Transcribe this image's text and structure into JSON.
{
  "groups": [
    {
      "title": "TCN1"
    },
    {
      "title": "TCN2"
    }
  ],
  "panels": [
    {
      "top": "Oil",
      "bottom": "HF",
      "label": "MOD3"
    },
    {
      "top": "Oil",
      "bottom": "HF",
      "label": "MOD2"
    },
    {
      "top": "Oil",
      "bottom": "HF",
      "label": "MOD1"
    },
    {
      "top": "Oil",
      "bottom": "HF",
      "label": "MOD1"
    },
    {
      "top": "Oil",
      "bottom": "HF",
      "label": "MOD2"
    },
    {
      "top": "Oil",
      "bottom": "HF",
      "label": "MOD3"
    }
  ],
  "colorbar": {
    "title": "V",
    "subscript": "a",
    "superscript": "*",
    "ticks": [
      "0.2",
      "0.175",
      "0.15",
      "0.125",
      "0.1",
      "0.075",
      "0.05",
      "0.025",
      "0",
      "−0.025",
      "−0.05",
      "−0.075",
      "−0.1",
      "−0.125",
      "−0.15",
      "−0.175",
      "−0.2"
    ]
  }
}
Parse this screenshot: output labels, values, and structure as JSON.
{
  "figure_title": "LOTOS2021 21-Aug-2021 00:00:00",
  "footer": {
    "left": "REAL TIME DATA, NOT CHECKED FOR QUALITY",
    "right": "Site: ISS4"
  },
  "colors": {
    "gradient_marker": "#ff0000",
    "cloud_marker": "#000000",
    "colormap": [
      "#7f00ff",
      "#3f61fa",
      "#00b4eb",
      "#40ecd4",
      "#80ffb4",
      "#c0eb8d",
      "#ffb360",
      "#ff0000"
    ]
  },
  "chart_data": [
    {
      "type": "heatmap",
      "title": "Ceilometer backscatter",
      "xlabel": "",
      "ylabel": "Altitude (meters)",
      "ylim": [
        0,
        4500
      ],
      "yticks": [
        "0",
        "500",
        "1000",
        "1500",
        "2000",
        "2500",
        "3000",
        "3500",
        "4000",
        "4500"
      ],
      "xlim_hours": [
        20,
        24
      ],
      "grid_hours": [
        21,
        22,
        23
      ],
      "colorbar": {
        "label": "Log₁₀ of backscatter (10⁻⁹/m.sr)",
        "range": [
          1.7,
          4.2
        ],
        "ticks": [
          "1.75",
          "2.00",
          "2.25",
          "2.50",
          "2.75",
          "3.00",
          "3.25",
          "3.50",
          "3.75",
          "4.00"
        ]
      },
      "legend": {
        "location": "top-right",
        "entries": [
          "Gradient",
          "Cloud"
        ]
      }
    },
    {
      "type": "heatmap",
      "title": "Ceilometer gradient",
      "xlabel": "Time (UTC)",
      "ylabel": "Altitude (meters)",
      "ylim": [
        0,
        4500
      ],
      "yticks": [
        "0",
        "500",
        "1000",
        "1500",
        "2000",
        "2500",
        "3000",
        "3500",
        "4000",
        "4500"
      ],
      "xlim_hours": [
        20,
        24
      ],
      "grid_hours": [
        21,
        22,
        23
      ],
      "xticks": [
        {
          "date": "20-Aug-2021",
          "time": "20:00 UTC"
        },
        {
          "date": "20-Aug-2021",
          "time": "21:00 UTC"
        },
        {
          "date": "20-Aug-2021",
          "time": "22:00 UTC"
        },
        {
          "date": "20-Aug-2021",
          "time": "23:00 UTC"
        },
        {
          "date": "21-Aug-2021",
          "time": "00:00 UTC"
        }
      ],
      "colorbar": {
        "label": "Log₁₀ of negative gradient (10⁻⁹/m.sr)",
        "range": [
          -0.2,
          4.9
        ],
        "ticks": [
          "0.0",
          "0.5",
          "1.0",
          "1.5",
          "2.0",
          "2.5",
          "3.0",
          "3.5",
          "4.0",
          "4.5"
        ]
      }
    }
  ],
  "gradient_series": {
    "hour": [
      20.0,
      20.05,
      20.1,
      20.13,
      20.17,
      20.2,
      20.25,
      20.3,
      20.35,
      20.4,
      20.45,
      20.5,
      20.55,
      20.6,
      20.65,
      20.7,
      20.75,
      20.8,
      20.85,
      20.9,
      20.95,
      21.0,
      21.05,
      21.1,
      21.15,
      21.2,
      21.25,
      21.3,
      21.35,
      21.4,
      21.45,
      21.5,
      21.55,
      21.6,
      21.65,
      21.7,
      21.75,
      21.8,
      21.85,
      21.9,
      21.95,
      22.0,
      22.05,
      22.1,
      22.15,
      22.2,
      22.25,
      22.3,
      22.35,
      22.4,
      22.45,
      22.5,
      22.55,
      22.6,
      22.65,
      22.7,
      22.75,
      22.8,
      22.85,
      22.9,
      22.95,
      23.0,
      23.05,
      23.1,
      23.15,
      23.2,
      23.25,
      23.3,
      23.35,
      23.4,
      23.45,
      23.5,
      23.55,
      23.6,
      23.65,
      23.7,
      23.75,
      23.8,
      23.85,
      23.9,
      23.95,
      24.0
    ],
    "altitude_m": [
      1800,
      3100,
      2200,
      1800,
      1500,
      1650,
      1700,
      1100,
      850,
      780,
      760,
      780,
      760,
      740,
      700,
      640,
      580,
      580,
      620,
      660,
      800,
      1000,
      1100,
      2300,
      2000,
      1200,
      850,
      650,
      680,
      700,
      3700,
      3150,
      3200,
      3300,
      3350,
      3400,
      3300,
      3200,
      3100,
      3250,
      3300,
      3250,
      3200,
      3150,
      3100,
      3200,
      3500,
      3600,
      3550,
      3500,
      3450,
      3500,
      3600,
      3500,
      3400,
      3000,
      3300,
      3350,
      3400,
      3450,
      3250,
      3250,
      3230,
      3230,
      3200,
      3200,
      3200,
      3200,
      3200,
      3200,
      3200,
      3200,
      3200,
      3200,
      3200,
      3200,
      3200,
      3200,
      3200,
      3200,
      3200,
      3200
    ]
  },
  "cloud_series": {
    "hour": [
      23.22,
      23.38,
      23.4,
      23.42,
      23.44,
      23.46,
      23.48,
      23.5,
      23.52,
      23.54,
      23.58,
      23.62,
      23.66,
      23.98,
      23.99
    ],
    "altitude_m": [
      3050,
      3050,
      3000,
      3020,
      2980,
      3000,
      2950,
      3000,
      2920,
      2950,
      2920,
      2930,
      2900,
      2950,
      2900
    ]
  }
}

:::

Given problem —
Search the entries for "backscatter" and copy out each line that has it.

Solved problem —
      "title": "Ceilometer backscatter",
        "label": "Log₁₀ of backscatter (10⁻⁹/m.sr)",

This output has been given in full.